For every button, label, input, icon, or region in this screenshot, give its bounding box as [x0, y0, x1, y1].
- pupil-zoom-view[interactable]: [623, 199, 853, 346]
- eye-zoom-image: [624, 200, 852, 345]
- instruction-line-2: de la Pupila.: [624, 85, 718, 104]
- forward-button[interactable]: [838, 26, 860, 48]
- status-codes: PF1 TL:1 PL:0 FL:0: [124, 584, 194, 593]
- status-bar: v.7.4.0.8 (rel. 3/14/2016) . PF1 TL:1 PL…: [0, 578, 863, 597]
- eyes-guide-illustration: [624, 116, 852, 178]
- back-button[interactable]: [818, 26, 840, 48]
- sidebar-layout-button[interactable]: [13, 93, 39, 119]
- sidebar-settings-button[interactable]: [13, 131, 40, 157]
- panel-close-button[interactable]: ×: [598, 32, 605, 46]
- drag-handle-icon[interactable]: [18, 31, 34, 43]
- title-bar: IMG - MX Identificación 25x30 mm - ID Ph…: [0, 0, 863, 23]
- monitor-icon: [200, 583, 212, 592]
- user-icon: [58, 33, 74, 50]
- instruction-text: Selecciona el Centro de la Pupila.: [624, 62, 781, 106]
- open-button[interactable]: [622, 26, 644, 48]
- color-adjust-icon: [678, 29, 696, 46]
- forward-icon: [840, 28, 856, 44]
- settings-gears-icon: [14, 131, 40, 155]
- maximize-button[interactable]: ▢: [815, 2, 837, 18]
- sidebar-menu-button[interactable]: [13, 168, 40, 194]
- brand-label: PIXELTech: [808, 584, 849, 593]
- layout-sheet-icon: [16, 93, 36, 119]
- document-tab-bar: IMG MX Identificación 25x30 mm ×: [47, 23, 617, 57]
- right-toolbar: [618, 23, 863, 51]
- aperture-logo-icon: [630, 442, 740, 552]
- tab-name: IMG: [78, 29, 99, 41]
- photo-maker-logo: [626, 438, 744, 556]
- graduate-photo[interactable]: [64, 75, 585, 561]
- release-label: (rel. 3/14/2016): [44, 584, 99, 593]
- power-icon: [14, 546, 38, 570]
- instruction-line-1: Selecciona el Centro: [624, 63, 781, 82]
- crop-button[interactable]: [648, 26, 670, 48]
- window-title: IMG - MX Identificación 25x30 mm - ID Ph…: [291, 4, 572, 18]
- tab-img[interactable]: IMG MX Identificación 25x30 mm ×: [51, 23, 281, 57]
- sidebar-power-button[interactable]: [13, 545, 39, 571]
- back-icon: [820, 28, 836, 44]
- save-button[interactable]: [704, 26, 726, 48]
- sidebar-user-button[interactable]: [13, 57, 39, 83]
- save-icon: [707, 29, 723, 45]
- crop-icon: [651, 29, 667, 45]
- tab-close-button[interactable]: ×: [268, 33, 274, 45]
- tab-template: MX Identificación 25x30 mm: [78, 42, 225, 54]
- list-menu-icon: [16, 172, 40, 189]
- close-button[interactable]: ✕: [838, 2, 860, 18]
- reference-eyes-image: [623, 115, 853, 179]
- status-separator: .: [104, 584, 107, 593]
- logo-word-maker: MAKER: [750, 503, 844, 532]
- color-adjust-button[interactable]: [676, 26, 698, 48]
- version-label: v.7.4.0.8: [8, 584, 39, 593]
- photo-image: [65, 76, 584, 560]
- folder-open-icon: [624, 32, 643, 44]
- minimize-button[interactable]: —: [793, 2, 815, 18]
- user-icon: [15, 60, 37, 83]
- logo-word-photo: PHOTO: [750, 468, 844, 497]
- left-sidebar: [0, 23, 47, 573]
::::::::
EXERCISE BRIEF:
Which lines of the data above contain the string "close"? Select each of those lines and copy them.

PROBLEM SOLUTION:
- panel-close-button[interactable]: ×: [598, 32, 605, 46]
- tab-close-button[interactable]: ×: [268, 33, 274, 45]
- close-button[interactable]: ✕: [838, 2, 860, 18]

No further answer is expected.